**Data entries**
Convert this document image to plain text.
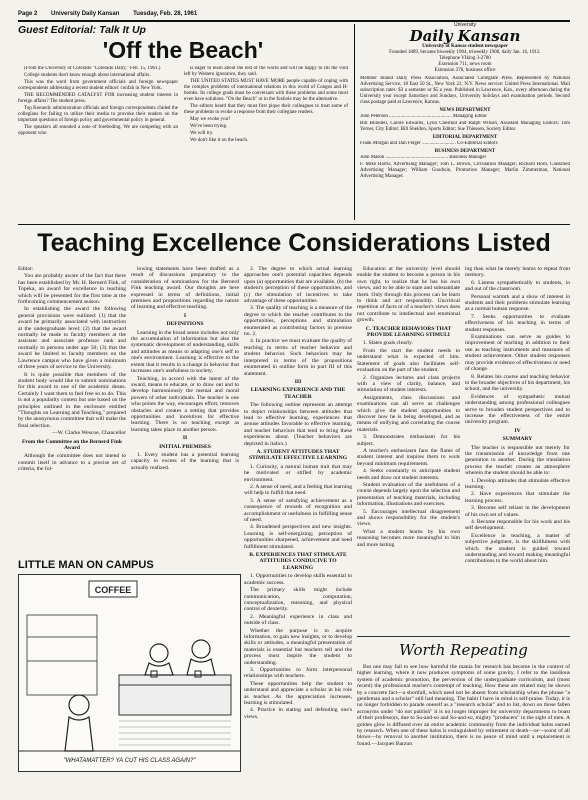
Page 2 University Daily Kansan Tuesday, Feb. 28, 1961
Guest Editorial: Talk It Up
'Off the Beach'

(From the University of Colorado "Colorado Daily," Feb. 15, 1961.)

College students don't know enough about international affairs.

This was the word from government officials and foreign newspaper correspondents addressing a recent student editors' confab in New York.

THE RECOMMENDED CATALYST FOR increasing student interest in foreign affairs? The student press.

Top Kennedy administration officials and foreign correspondents chided the collegians for failing to utilize their media to provoke their readers on the important questions of foreign policy and governmental policy in general.

The speakers all sounded a note of foreboding. We are competing with an opponent who

is eager to learn about the rest of the world and will be happy to fill the void left by Western ignorance, they said.

THE UNITED STATES MUST HAVE MORE people capable of coping with the complex problems of international relations in this world of Congos and H-bombs. Its college grads must be conversant with these problems and some must even have solutions. "On the Beach" or in the foxhole may be the alternative.

The editors heard that they must first pique their colleagues to treat some of these problems to evoke a response from their collegiate readers.

May we evoke you?

We've been trying.

We will try.

We don't like it on the beach.

University
Daily Kansan
University of Kansas student newspaper
Founded 1889, became biweekly 1904, triweekly 1908, daily Jan. 16, 1912.
Telephone VIking 3-2700
Extension 711, news room
Extension 376, business office
Member Inland Daily Press Association, Associated Collegiate Press. Represented by National Advertising Service, 18 East 50 St., New York 22, N.Y. News service: United Press International. Mail subscription rates: $3 a semester or $5 a year. Published in Lawrence, Kan., every afternoon during the University year except Saturdays and Sundays, University holidays and examination periods. Second class postage paid at Lawrence, Kansas.
NEWS DEPARTMENT
John Peterson .................................................. Managing Editor
Bill Blundell, Carole Edwards, Lynn Chestnut and Ralph Wilson, Assistant Managing Editors; Tom Yerner, City Editor; Bill Sheldon, Sports Editor; Sue Thiessen, Society Editor.
EDITORIAL DEPARTMENT
Frank Morgan and Dan Felger ........................... Co-Editorial Editors
BUSINESS DEPARTMENT
John Mason .................................................. Business Manager
F. Mike Harris, Advertising Manager; Tom L. Brown, Circulation Manager; Richard Horn, Classified Advertising Manager; William Goodwin, Promotion Manager; Marlin Zimmerman, National Advertising Manager.
Teaching Excellence Considerations Listed

Editor:

You are probably aware of the fact that there has been established by Mr. H. Bernerd Fink, of Topeka, an award for excellence in teaching which will be presented for the first time at the forthcoming commencement season.

In establishing the award the following general provisions were outlined: (1) that the award be primarily associated with instruction at the undergraduate level; (2) that the award normally be made to faculty members at the assistant and associate professor rank and normally to persons under age 50; (3) that the award be limited to faculty members on the Lawrence campus who have given a minimum of three years of service to the University.

It is quite possible that members of the student body would like to submit nominations for this award to one of the academic deans. Certainly I want them to feel free so to do. This is not a popularity contest but one based on the principles outlined in the enclosure entitled "Thoughts on Learning and Teaching," prepared by the anonymous committee that will make the final selection.

—W. Clarke Wescoe, Chancellor

From the Committee on the Bernerd Fink Award

Although the committee does not intend to commit itself in advance to a precise set of criteria, the fol-

lowing statements have been drafted as a result of discussions preparatory to the consideration of nominations for the Bernerd Fink teaching award. Our thoughts are here expressed in terms of definitions, initial premises and propositions regarding the nature of learning and effective teaching.

I
DEFINITIONS

Learning in the broad sense includes not only the accumulation of information but also the systematic development of understanding, skills and attitudes as means to adapting one's self to one's environment. Learning is effective to the extent that it results in a change in behavior that increases one's usefulness to society.

Teaching, in accord with the intent of the award, means to educate, or to draw out and to develop harmoniously the mental and moral powers of other individuals. The teacher is one who points the way, encourages effort, removes obstacles and creates a setting that provides opportunities and incentives for effective learning. There is no teaching except as learning takes place in another person.

II
INITIAL PREMISES

1. Every student has a potential learning capacity in excess of the learning that is actually realized.

2. The degree to which actual learning approaches one's potential capacities depends upon (a) opportunities that are available, (b) the student's perception of these opportunities, and (c) the stimulation of incentives to take advantage of these opportunities.

3. The quality of teaching is a measure of the degree to which the teacher contributes to the opportunities, perceptions and stimulation enumerated as contributing factors in premise no. 2.

4. In practice we must evaluate the quality of teaching in terms of teacher behavior and student behavior. Such behaviors may be interpreted in terms of the propositions enumerated in outline form in part III of this statement.

III
LEARNING EXPERIENCE AND THE TEACHER

The following outline represents an attempt to depict relationships between attitudes that lead to effective learning, experiences that arouse attitudes favorable to effective learning, and teacher behaviors that tend to bring these experiences about. (Teacher behaviors are depicted in italics.)

A. STUDENT ATTITUDES THAT STIMULATE EFFECTIVE LEARNING

1. Curiosity, a natural human trait that may be motivated or stifled by academic environment.

2. A sense of need, and a feeling that learning will help to fulfill that need.

3. A sense of satisfying achievement as a consequence of rewards of recognition and accomplishment or usefulness in fulfilling sense of need.

4. Broadened perspectives and new insights. Learning is self-energizing; perception of opportunities sharpened, achievement and need fulfillment stimulated.

B. EXPERIENCES THAT STIMULATE ATTITUDES CONDUCIVE TO LEARNING

1. Opportunities to develop skills essential to academic success.

The primary skills might include communication, computation, conceptualization, reasoning, and physical control of dexterity.

2. Meaningful experience in class and outside of class.

Whether the purpose is to acquire information, to gain new insights, or to develop skills or attitudes, a meaningful presentation of materials is essential but teachers tell and the process must inspire the student to understanding.

3. Opportunities to form interpersonal relationships with teachers.

These opportunities help the student to understand and appreciate a scholar in his role as teacher. As the appreciation increases, learning is stimulated.

4. Practice in stating and defending one's views.

Education at the university level should enable the student to become a person in his own right, to realize that he has his own views, and to be able to state and substantiate them. Only through this process can he learn to think and act responsibly. Uncritical repetition of facts or of a teacher's views does not contribute to intellectual and emotional growth.

C. TEACHER BEHAVIORS THAT PROVIDE LEARNING STIMULI

1. States goals clearly.

From the start the student needs to understand what is expected of him. Statement of goals also facilitates self-evaluation on the part of the student.

2. Organizes lectures and class projects with a view of clarity, balance, and stimulation of student interests.

Assignments, class discussions and examinations can all serve as challenges which give the student opportunities to discover how he is being developed, and as means of unifying and correlating the course materials.

3. Demonstrates enthusiasm for his subject.

A teacher's enthusiasm fans the flame of student interest and inspires them to work beyond minimum requirements.

4. Seeks constantly to anticipate student needs and draw out student interests.

Student evaluation of the usefulness of a course depends largely upon the selection and presentation of teaching materials, including information, illustrations and exercises.

5. Encourages intellectual disagreement and shows responsibility for the student's views.

What a student learns by his own reasoning becomes more meaningful to him and more lasting

ing than what he merely learns to repeat from memory.

6. Listens sympathetically to students, in and out of the classroom.

Personal warmth and a show of interest in students and their problems stimulate learning as a normal human response.

7. Seeks opportunities to evaluate effectiveness of his teaching in terms of student responses.

Examinations can serve as guides to improvement of teaching in addition to their use as teaching instruments and measures of student achievement. Other student responses may provide evidence of effectiveness or need of change.

8. Relates his course and teaching behavior to the broader objectives of his department, his school, and the university.

Evidences of sympathetic mutual understanding among professional colleagues serve to broaden student perspectives and to increase the effectiveness of the entire university program.

IV
SUMMARY

The teacher is responsible not merely for the transmission of knowledge from one generation to another. During the translation process the teacher creates an atmosphere wherein the student should be able to:

1. Develop attitudes that stimulate effective learning.

2. Have experiences that stimulate the learning process.

3. Become self reliant in the development of his own set of values.

4. Become responsible for his work and his self development.

Excellence in teaching, a matter of subjective judgment, is the skillfulness with which the student is guided toward understanding and toward making meaningful contributions to the world about him.

LITTLE MAN ON CAMPUS
COFFEE
"WHATAMATTER? YA CUT HIS CLASS AGAIN?"
Worth Repeating
But one may fail to see how harmful the mania for research has become in the context of higher learning, where it now produces symptoms of some gravity. I refer to the insidious system of academic promotion, the perversion of the undergraduate curriculum, and (most recent) the professional teacher's contempt of teaching. How these are related may be shown by a concrete fact—a shortfall, which need not be absent from scholarship when the phrase "a gentleman and a scholar" still had meaning. The habit I have in mind is self-praise. Today, it is no longer forbidden to parade oneself as a "research scholar" and to list, down on those fallen acronyms under "do not publish" it is no longer improper for university departments to boast of their professors, due to So-and-so and So-and-so, mighty "producers" in the sight of men. A golden glow is diffused over an entire academic community from the individual halos earned by research. When one of these halos is extinguished by retirement or death—or—worst of all blows—by removal to another institution, there is no peace of mind until a replacement is found.—Jacques Barzun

**To do**
Where a line of the material above holds the string "Seeks", copy that line.

**Solution to the exercise**
4. Seeks constantly to anticipate student needs and draw out student interests.
7. Seeks opportunities to evaluate effectiveness of his teaching in terms of student responses.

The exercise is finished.